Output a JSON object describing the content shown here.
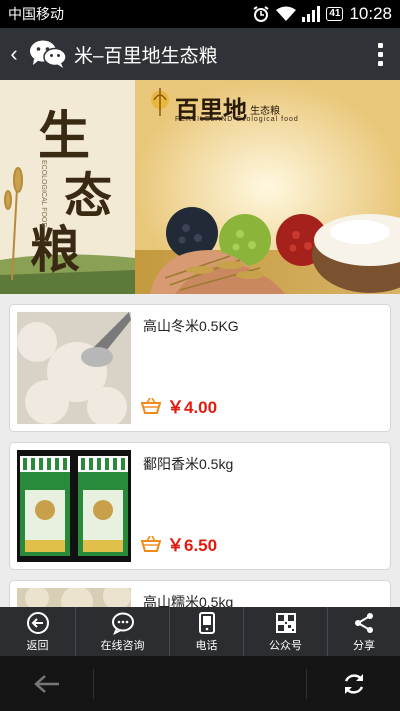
{
  "status_bar": {
    "carrier": "中国移动",
    "battery": "41",
    "time": "10:28"
  },
  "header": {
    "title": "米–百里地生态粮"
  },
  "banner": {
    "brand": "百里地",
    "brand_sub": "生态粮",
    "brand_en": "FERTILELAND Ecological food",
    "calligraphy": [
      "生",
      "态",
      "粮"
    ],
    "vertical_text": "ECOLOGICAL FOOD"
  },
  "products": [
    {
      "name": "高山冬米0.5KG",
      "price": "￥4.00"
    },
    {
      "name": "鄱阳香米0.5kg",
      "price": "￥6.50"
    },
    {
      "name": "高山糯米0.5kg",
      "price": ""
    }
  ],
  "menu": [
    {
      "label": "返回",
      "icon": "back-circle-icon"
    },
    {
      "label": "在线咨询",
      "icon": "chat-bubble-icon"
    },
    {
      "label": "电话",
      "icon": "phone-icon"
    },
    {
      "label": "公众号",
      "icon": "qrcode-icon"
    },
    {
      "label": "分享",
      "icon": "share-icon"
    }
  ],
  "colors": {
    "price": "#e21b0f",
    "title_bar": "#2f3236",
    "menu_bg": "#2b2d30"
  }
}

## Given exercise
Every record above should be written out again without change, except that the pictures are left out.

## Solution to this problem
Output a JSON object describing the content shown here.
{
  "status_bar": {
    "carrier": "中国移动",
    "battery": "41",
    "time": "10:28"
  },
  "header": {
    "title": "米–百里地生态粮"
  },
  "banner": {
    "brand": "百里地",
    "brand_sub": "生态粮",
    "brand_en": "FERTILELAND Ecological food",
    "calligraphy": [
      "生",
      "态",
      "粮"
    ],
    "vertical_text": "ECOLOGICAL FOOD"
  },
  "products": [
    {
      "name": "高山冬米0.5KG",
      "price": "￥4.00"
    },
    {
      "name": "鄱阳香米0.5kg",
      "price": "￥6.50"
    },
    {
      "name": "高山糯米0.5kg",
      "price": ""
    }
  ],
  "menu": [
    {
      "label": "返回",
      "icon": "back-circle-icon"
    },
    {
      "label": "在线咨询",
      "icon": "chat-bubble-icon"
    },
    {
      "label": "电话",
      "icon": "phone-icon"
    },
    {
      "label": "公众号",
      "icon": "qrcode-icon"
    },
    {
      "label": "分享",
      "icon": "share-icon"
    }
  ],
  "colors": {
    "price": "#e21b0f",
    "title_bar": "#2f3236",
    "menu_bg": "#2b2d30"
  }
}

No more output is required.